> [EXERCISE AIM]: Look for the word "JSON" in each line and report the count of matching lines, with nothing added.
====================
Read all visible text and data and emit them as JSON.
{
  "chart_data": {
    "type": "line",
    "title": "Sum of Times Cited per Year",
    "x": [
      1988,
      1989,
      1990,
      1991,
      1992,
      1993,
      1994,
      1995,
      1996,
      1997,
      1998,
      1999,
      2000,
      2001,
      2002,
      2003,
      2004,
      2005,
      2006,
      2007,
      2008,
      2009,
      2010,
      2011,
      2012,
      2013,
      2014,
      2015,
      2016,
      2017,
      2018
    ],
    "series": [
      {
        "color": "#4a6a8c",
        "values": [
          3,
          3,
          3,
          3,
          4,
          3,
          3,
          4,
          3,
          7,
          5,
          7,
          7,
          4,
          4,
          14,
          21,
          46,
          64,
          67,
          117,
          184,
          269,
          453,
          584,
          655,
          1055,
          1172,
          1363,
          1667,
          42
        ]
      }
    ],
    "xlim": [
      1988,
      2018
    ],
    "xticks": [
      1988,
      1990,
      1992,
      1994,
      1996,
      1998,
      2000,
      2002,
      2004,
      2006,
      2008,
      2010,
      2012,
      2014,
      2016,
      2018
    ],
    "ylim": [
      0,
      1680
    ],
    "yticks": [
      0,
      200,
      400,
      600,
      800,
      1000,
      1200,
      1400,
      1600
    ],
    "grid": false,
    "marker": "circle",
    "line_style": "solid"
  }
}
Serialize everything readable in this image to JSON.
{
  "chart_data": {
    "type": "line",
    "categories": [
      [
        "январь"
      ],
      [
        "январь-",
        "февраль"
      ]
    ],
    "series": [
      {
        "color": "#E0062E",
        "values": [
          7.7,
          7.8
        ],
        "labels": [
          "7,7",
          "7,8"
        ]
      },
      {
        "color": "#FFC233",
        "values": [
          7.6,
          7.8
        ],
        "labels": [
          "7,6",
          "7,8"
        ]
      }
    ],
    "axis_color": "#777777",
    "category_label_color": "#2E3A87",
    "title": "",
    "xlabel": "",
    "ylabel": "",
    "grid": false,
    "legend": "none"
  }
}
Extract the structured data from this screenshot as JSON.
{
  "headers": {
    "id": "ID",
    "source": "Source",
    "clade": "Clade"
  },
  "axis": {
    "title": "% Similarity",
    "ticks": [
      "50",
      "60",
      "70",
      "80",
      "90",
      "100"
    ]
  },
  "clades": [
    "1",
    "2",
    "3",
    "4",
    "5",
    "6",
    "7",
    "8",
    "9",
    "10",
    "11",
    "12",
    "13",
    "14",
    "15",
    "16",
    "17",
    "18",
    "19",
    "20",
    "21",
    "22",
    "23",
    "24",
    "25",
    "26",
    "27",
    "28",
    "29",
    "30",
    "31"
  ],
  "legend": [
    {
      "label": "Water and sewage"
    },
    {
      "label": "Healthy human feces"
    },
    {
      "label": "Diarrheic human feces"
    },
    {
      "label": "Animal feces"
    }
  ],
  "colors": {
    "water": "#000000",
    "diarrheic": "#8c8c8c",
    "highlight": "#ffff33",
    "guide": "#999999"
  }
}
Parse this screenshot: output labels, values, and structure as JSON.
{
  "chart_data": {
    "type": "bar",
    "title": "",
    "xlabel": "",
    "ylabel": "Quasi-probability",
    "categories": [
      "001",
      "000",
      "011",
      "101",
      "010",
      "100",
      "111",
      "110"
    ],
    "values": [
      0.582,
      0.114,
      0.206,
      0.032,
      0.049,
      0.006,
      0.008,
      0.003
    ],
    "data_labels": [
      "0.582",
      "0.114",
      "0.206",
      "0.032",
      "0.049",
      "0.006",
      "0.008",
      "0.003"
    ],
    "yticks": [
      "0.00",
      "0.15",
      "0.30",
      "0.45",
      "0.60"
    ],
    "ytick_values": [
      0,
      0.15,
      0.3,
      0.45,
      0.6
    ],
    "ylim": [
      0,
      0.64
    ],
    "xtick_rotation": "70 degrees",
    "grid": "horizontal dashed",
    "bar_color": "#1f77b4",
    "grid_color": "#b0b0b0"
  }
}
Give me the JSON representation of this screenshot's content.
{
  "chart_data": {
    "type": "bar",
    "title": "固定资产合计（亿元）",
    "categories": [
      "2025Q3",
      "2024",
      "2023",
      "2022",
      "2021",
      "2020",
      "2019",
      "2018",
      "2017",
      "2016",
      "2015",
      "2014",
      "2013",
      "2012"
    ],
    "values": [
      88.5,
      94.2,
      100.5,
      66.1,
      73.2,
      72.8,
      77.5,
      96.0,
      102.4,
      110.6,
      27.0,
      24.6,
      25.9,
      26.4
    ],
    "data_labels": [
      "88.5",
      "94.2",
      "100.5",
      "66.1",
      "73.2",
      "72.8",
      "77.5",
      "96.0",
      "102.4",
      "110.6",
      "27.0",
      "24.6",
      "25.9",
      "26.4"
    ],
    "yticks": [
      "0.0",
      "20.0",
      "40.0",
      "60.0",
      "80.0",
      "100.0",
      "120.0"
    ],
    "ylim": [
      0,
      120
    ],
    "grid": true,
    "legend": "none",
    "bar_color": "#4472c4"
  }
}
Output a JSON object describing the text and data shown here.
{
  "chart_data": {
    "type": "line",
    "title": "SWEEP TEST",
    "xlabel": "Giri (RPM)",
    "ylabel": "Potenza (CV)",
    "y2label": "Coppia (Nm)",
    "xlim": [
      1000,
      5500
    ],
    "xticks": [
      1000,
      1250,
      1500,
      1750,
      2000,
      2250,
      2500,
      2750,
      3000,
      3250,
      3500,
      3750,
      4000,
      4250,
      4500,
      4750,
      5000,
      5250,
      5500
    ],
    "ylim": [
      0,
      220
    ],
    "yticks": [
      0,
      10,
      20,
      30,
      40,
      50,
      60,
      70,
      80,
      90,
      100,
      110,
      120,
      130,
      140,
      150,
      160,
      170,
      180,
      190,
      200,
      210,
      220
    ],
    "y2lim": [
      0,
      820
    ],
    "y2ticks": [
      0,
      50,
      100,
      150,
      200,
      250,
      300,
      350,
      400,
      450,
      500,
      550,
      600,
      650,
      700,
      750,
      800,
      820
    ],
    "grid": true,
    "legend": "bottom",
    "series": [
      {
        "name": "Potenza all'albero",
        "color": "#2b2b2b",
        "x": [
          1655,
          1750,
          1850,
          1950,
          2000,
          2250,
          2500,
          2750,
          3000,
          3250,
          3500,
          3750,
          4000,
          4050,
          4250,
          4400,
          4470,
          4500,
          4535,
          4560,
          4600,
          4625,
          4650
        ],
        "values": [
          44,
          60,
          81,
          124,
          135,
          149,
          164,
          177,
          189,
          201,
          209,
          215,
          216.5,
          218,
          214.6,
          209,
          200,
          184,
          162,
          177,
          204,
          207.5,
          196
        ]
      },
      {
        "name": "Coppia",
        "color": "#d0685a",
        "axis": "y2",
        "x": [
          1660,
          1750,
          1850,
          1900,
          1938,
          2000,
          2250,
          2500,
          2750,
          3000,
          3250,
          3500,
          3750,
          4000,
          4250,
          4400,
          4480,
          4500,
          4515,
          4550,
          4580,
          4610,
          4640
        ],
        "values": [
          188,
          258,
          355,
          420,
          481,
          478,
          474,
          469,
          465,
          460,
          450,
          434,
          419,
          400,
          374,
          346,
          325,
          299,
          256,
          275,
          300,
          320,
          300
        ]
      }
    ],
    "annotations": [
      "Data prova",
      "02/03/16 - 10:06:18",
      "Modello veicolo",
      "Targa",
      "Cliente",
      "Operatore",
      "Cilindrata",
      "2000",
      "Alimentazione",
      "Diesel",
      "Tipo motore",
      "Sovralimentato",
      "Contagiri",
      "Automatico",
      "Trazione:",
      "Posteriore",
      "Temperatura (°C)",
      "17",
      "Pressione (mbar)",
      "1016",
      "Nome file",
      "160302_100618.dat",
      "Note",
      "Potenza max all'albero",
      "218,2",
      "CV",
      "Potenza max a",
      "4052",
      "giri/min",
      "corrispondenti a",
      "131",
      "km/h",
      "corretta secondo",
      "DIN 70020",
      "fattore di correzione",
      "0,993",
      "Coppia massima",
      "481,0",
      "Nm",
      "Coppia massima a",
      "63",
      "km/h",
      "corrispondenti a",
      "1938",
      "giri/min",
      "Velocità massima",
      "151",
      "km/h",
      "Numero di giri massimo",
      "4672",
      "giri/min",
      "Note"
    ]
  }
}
====================
> [EXERCISE RESPONSE]: 6